Problem statement ▸ Using the data below, return every line that holds the word "Fichte".

# # # # #

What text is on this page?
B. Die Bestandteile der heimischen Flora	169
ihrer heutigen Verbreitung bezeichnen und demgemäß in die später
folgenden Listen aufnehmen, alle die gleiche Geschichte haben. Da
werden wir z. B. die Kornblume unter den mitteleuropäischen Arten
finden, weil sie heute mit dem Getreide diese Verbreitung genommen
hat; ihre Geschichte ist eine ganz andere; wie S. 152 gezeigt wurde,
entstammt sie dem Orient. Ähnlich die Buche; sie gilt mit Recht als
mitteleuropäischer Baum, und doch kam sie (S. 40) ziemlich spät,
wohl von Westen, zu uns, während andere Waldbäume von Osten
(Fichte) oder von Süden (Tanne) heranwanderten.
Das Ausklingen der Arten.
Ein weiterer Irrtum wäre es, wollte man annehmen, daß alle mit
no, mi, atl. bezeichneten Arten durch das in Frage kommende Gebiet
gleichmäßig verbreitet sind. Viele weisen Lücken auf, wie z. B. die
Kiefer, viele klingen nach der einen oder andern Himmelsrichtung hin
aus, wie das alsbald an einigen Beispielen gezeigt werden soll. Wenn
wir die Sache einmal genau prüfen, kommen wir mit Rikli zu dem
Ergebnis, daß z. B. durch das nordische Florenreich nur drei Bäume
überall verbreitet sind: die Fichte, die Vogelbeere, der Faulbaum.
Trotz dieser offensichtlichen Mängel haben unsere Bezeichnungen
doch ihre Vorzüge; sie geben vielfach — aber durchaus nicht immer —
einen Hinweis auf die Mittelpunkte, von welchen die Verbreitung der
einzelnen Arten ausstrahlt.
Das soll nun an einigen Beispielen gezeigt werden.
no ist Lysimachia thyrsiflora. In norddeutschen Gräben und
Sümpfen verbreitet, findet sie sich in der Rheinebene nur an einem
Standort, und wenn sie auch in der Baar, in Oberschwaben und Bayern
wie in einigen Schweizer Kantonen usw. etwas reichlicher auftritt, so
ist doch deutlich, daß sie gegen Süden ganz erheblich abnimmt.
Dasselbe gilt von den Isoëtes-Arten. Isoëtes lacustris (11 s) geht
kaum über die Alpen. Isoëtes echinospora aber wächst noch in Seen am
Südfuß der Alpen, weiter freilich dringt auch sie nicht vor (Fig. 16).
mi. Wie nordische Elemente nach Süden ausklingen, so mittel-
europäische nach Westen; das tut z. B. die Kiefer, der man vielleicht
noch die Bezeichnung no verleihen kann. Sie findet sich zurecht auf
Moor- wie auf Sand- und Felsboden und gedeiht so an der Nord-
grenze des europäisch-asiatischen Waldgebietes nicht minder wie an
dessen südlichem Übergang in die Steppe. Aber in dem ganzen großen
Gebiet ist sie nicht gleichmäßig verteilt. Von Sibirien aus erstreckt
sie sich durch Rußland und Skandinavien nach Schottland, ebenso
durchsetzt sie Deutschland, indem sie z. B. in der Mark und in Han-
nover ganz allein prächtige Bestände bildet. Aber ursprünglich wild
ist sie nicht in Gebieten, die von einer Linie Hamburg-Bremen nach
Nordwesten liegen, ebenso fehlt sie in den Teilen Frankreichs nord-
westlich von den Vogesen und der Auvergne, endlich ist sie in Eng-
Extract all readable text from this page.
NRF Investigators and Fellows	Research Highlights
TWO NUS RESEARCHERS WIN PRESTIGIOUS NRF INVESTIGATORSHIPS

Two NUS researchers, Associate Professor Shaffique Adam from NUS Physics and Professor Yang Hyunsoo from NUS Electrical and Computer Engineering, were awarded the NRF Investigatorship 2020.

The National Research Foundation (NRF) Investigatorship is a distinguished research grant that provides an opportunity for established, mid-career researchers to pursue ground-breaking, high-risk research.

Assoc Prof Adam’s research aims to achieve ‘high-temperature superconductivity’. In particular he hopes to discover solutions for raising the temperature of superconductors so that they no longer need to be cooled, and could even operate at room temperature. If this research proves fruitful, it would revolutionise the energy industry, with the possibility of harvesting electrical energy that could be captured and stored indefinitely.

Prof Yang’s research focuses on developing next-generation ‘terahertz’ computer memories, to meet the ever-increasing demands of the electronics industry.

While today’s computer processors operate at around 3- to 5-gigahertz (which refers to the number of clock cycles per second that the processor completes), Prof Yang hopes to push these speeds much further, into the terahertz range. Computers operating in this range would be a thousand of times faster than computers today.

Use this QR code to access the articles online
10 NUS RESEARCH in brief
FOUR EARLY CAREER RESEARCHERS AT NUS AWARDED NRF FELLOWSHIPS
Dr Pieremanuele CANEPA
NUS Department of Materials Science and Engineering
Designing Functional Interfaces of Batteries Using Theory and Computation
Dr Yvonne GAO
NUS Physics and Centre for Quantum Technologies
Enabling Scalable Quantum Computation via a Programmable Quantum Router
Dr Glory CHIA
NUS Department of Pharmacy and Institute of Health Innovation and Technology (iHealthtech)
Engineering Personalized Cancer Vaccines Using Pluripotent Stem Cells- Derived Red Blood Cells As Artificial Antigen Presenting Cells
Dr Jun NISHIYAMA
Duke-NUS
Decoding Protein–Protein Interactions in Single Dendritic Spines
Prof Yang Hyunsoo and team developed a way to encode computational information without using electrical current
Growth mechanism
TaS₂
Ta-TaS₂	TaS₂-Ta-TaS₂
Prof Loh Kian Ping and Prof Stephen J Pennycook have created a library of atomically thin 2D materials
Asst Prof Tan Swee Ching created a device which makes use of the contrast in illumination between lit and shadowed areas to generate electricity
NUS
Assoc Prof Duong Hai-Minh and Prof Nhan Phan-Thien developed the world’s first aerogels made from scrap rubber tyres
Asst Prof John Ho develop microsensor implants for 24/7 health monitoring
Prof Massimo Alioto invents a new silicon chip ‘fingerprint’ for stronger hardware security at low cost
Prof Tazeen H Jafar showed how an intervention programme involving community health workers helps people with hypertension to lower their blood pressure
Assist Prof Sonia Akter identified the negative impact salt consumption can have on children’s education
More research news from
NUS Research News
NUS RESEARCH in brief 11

# # # # #

Task result ▸
(Fichte) oder von Süden (Tanne) heranwanderten.
überall verbreitet sind: die Fichte, die Vogelbeere, der Faulbaum.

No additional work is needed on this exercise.